• [SET TASK] Below is the data. Give it again, complete and exact.

┌──

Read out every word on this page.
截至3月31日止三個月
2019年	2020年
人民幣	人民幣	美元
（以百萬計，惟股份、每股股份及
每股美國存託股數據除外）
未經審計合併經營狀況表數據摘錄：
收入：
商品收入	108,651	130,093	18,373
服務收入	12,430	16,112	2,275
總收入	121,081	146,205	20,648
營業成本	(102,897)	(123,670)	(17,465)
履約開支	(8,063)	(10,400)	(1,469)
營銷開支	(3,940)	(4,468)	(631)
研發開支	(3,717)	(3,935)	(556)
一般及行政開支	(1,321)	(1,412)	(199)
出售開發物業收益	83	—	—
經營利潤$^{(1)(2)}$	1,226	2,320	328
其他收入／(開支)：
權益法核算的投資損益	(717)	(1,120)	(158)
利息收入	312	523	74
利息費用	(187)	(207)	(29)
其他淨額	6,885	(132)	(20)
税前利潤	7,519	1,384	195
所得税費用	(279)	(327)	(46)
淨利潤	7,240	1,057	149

└──

• [EXERCISE SOLUTION]
Read out every word on this page.
截至3月31日止三個月
2019年	2020年
人民幣	人民幣	美元
（以百萬計，惟股份、每股股份及
每股美國存託股數據除外）
未經審計合併經營狀況表數據摘錄：
收入：
商品收入	108,651	130,093	18,373
服務收入	12,430	16,112	2,275
總收入	121,081	146,205	20,648
營業成本	(102,897)	(123,670)	(17,465)
履約開支	(8,063)	(10,400)	(1,469)
營銷開支	(3,940)	(4,468)	(631)
研發開支	(3,717)	(3,935)	(556)
一般及行政開支	(1,321)	(1,412)	(199)
出售開發物業收益	83	—	—
經營利潤$^{(1)(2)}$	1,226	2,320	328
其他收入／(開支)：
權益法核算的投資損益	(717)	(1,120)	(158)
利息收入	312	523	74
利息費用	(187)	(207)	(29)
其他淨額	6,885	(132)	(20)
税前利潤	7,519	1,384	195
所得税費用	(279)	(327)	(46)
淨利潤	7,240	1,057	149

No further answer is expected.